[Written task A]
In the opinion piece on Muslim politics, how long has the writer been a friend of Harsh Mander?
[Written task B]
Please say whether each statement agrees with the opinion piece on Muslim politics, answering yes or no and quoting the deciding words: (i) Mander's piece appeared in The Indian Express. (ii) Sadiq Khan wears a skull cap. (iii) The writer calls a Burqa akin to a Trishul in a symbolic sense.
[Written task C]
Rewrite the opinion piece on Muslim politics starting with "As an example" and going on through "they believe in.", renaming "the Khans" as "the couple".

[Supplied passage]
+++++

By Ramachandra Guha
March 20, 2018
Harsh Mander is a friend of some 40 years’ standing, and on many issues we have stood on the same side. It is, therefore, with some sadness that I must dissent with his recent piece in The Indian Express on Muslim politics. Mander (‘Sonia, Sadly’) quotes a Dalit leader as telling Muslims who come to political meetings: “By all means, come in large numbers to our rallies. But don’t come with your skullcaps and Burqas.” He is dismayed by this advice, seeing it as a gratuitous attempt to get “Muslims to voluntarily withdraw from politics”. To the contrary, while the words may be harsh and direct, the spirit of the advice was forward-looking. Many people, this writer among them, object to Hindus flaunting saffron robes and Trishuls at rallies. While a Burqa may not be a weapon, in a symbolic sense it is akin to a Trishul. It represents the most reactionary, antediluvian aspects of the faith. To object to its display in public is a mark not of intolerance, but of liberalism and emancipation.
As an example of what Muslims can contribute to our political life, Mander reminds us that “Londoners have elected a very popular and personable Muslim mayor of Pakistani origin.” Well, for one thing, Sadiq Khan does not wear a skull cap, and his wife does not wear a Burqa either. In doing so, the Khans have not succumbed to majoritarian Christianity to be accepted as British; rather, they have identified themselves as being in favour of gender equality as well as cultural diversity. This embrace of modern democratic values shows not merely in what the Khans wear, but in what they believe in.

+++++

Element position data
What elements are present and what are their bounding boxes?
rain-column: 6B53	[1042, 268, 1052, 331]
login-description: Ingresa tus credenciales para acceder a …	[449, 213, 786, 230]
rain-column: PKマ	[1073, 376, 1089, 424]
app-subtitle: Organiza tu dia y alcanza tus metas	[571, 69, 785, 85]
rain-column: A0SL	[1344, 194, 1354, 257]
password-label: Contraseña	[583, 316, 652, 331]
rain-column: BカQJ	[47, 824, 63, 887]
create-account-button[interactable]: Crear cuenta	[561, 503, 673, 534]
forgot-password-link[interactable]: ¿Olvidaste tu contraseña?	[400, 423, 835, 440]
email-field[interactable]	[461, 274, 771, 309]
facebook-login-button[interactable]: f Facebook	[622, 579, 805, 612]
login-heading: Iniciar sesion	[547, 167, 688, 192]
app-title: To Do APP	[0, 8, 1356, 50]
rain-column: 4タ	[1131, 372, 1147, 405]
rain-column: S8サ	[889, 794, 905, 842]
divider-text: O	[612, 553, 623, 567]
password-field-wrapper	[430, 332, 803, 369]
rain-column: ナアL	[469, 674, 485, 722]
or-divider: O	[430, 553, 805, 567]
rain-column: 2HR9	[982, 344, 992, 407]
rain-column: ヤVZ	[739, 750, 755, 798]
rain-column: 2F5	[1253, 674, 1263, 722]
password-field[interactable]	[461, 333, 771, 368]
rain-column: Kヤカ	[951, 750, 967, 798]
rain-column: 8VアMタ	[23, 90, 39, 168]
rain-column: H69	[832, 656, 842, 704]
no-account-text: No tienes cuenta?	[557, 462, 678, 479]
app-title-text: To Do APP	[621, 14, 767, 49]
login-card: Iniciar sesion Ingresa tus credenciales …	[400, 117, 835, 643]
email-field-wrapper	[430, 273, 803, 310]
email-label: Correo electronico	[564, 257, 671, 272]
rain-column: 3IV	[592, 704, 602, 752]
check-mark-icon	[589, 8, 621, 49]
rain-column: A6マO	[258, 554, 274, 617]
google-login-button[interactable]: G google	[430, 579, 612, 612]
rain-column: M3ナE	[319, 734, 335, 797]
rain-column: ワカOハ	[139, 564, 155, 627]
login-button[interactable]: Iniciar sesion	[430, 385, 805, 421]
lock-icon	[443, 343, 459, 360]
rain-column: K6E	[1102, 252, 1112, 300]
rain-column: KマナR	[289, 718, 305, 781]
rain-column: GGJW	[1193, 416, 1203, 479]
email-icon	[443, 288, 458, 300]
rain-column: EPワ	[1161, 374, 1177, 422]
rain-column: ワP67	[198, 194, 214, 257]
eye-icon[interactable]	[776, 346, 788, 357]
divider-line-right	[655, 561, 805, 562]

+++++

[Finished answer A]
Some 40 years.

[Finished answer B]
(i) Yes: "his recent piece in The Indian Express on Muslim politics"
(ii) No: "Sadiq Khan does not wear a skull cap"
(iii) Yes: "in a symbolic sense it is akin to a Trishul"

[Finished answer C]
As an example of what Muslims can contribute to our political life, Mander reminds us that “Londoners have elected a very popular and personable Muslim mayor of Pakistani origin.” Well, for one thing, Sadiq Khan does not wear a skull cap, and his wife does not wear a Burqa either. In doing so, the couple have not succumbed to majoritarian Christianity to be accepted as British; rather, they have identified themselves as being in favour of gender equality as well as cultural diversity. This embrace of modern democratic values shows not merely in what the couple wear, but in what they believe in.